-- begin --

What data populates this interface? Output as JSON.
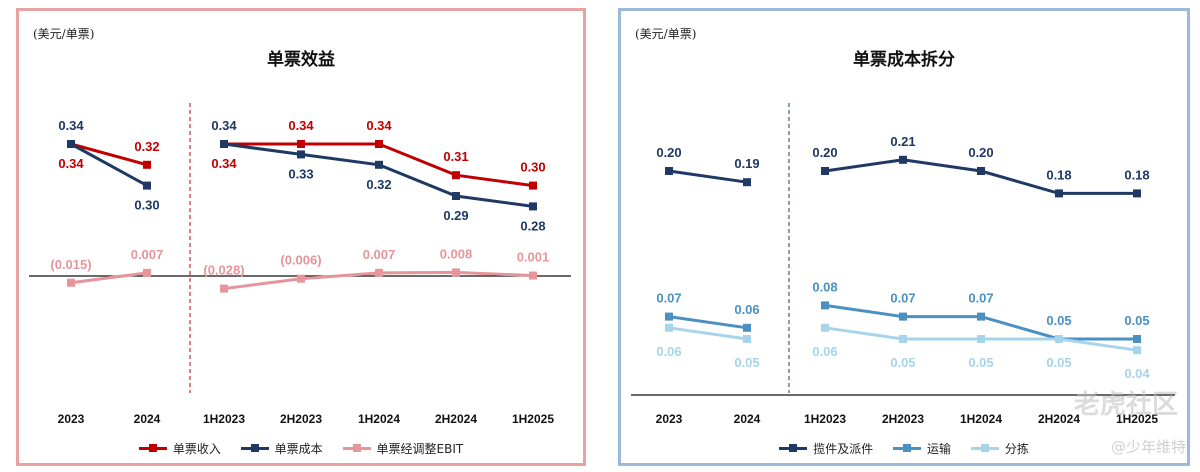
{
  "left_panel": {
    "unit": "(美元/单票)",
    "title": "单票效益",
    "border_color": "#e8a2a2",
    "legend": [
      {
        "label": "单票收入",
        "color": "#c00000"
      },
      {
        "label": "单票成本",
        "color": "#1f3864"
      },
      {
        "label": "单票经调整EBIT",
        "color": "#e6959a"
      }
    ]
  },
  "right_panel": {
    "unit": "(美元/单票)",
    "title": "单票成本拆分",
    "border_color": "#9bb9d8",
    "legend": [
      {
        "label": "揽件及派件",
        "color": "#1f3864"
      },
      {
        "label": "运输",
        "color": "#4a90c2"
      },
      {
        "label": "分拣",
        "color": "#a6d4ea"
      }
    ]
  },
  "watermark": {
    "main": "老虎社区",
    "user": "@少年维特"
  },
  "chart_data": [
    {
      "type": "line",
      "title": "单票效益",
      "unit_label": "(美元/单票)",
      "categories": [
        "2023",
        "2024",
        "1H2023",
        "2H2023",
        "1H2024",
        "2H2024",
        "1H2025"
      ],
      "groups": [
        [
          "2023",
          "2024"
        ],
        [
          "1H2023",
          "2H2023",
          "1H2024",
          "2H2024",
          "1H2025"
        ]
      ],
      "series": [
        {
          "name": "单票收入",
          "color": "#c00000",
          "values": [
            0.34,
            0.32,
            0.34,
            0.34,
            0.34,
            0.31,
            0.3
          ],
          "labels": [
            "0.34",
            "0.32",
            "0.34",
            "0.34",
            "0.34",
            "0.31",
            "0.30"
          ]
        },
        {
          "name": "单票成本",
          "color": "#1f3864",
          "values": [
            0.34,
            0.3,
            0.34,
            0.33,
            0.32,
            0.29,
            0.28
          ],
          "labels": [
            "0.34",
            "0.30",
            "0.34",
            "0.33",
            "0.32",
            "0.29",
            "0.28"
          ]
        },
        {
          "name": "单票经调整EBIT",
          "color": "#e6959a",
          "values": [
            -0.015,
            0.007,
            -0.028,
            -0.006,
            0.007,
            0.008,
            0.001
          ],
          "labels": [
            "(0.015)",
            "0.007",
            "(0.028)",
            "(0.006)",
            "0.007",
            "0.008",
            "0.001"
          ]
        }
      ],
      "baseline": 0,
      "group_divider": "dashed"
    },
    {
      "type": "line",
      "title": "单票成本拆分",
      "unit_label": "(美元/单票)",
      "categories": [
        "2023",
        "2024",
        "1H2023",
        "2H2023",
        "1H2024",
        "2H2024",
        "1H2025"
      ],
      "groups": [
        [
          "2023",
          "2024"
        ],
        [
          "1H2023",
          "2H2023",
          "1H2024",
          "2H2024",
          "1H2025"
        ]
      ],
      "series": [
        {
          "name": "揽件及派件",
          "color": "#1f3864",
          "values": [
            0.2,
            0.19,
            0.2,
            0.21,
            0.2,
            0.18,
            0.18
          ],
          "labels": [
            "0.20",
            "0.19",
            "0.20",
            "0.21",
            "0.20",
            "0.18",
            "0.18"
          ]
        },
        {
          "name": "运输",
          "color": "#4a90c2",
          "values": [
            0.07,
            0.06,
            0.08,
            0.07,
            0.07,
            0.05,
            0.05
          ],
          "labels": [
            "0.07",
            "0.06",
            "0.08",
            "0.07",
            "0.07",
            "0.05",
            "0.05"
          ]
        },
        {
          "name": "分拣",
          "color": "#a6d4ea",
          "values": [
            0.06,
            0.05,
            0.06,
            0.05,
            0.05,
            0.05,
            0.04
          ],
          "labels": [
            "0.06",
            "0.05",
            "0.06",
            "0.05",
            "0.05",
            "0.05",
            "0.04"
          ]
        }
      ],
      "baseline": 0,
      "group_divider": "dashed"
    }
  ]
}
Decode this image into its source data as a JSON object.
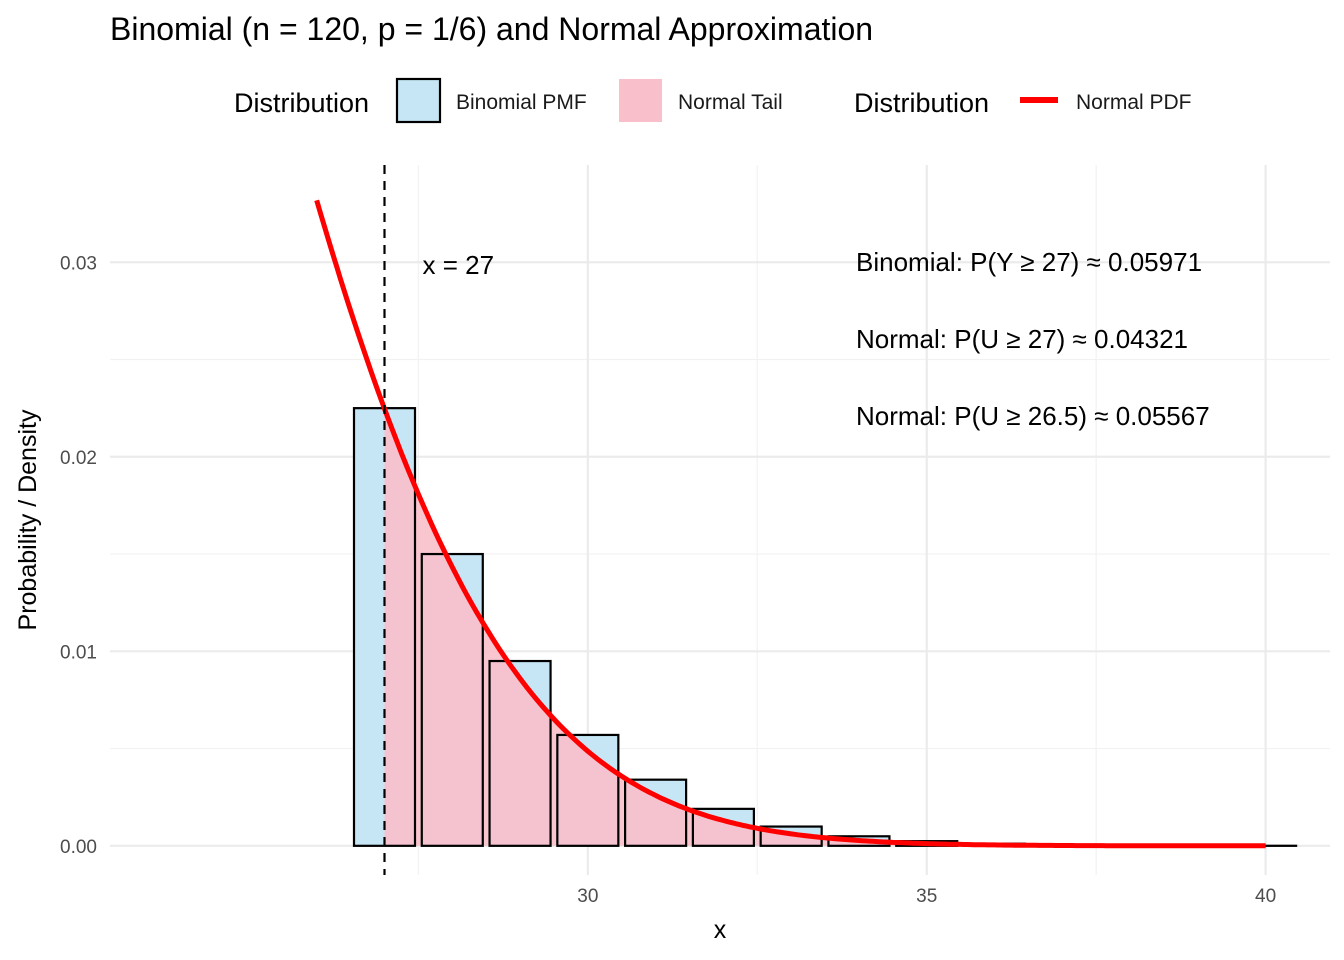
{
  "chart_data": {
    "type": "bar",
    "title": "Binomial (n = 120, p = 1/6) and Normal Approximation",
    "xlabel": "x",
    "ylabel": "Probability / Density",
    "xlim": [
      22.95,
      40.95
    ],
    "ylim": [
      -0.0015,
      0.035
    ],
    "x_ticks": [
      30,
      35,
      40
    ],
    "x_tick_labels": [
      "30",
      "35",
      "40"
    ],
    "y_ticks": [
      0,
      0.01,
      0.02,
      0.03
    ],
    "y_tick_labels": [
      "0.00",
      "0.01",
      "0.02",
      "0.03"
    ],
    "grid": true,
    "legend": {
      "placement": "top",
      "groups": [
        {
          "title": "Distribution",
          "entries": [
            {
              "label": "Binomial PMF",
              "kind": "fill",
              "color": "#c6e6f5",
              "border": "#000000"
            },
            {
              "label": "Normal Tail",
              "kind": "fill",
              "color": "#f9c0cb"
            }
          ]
        },
        {
          "title": "Distribution",
          "entries": [
            {
              "label": "Normal PDF",
              "kind": "line",
              "color": "#ff0000"
            }
          ]
        }
      ]
    },
    "series": [
      {
        "name": "Binomial PMF",
        "type": "bar",
        "x": [
          27,
          28,
          29,
          30,
          31,
          32,
          33,
          34,
          35,
          36,
          37,
          38,
          39,
          40
        ],
        "values": [
          0.0225,
          0.015,
          0.0095,
          0.0057,
          0.0034,
          0.0019,
          0.00099,
          0.00049,
          0.00024,
          0.00011,
          5e-05,
          2e-05,
          1e-05,
          3e-06
        ],
        "color": "#c6e6f5"
      },
      {
        "name": "Normal Tail",
        "type": "area",
        "x_from": 27,
        "x_to": 40,
        "color": "#f9c0cb"
      },
      {
        "name": "Normal PDF",
        "type": "line",
        "mean": 20,
        "sd": 4.0825,
        "x_from": 26,
        "x_to": 40,
        "color": "#ff0000"
      }
    ],
    "reference_line": {
      "x": 27,
      "style": "dashed",
      "label": "x = 27"
    },
    "annotations": [
      "Binomial: P(Y ≥ 27) ≈ 0.05971",
      "Normal: P(U ≥ 27) ≈ 0.04321",
      "Normal: P(U ≥ 26.5) ≈ 0.05567"
    ]
  }
}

-- end --

→ **Exercise objective**: Filter out every line that lacks the word "name", and copy the rest.

→ **Correct response**:
          "name": "单票收入",
          "name": "单票成本",
          "name": "单票经调整EBIT",
          "name": "揽件及派件",
          "name": "运输",
          "name": "分拣",
        "name": "Binomial PMF",
        "name": "Normal Tail",
        "name": "Normal PDF",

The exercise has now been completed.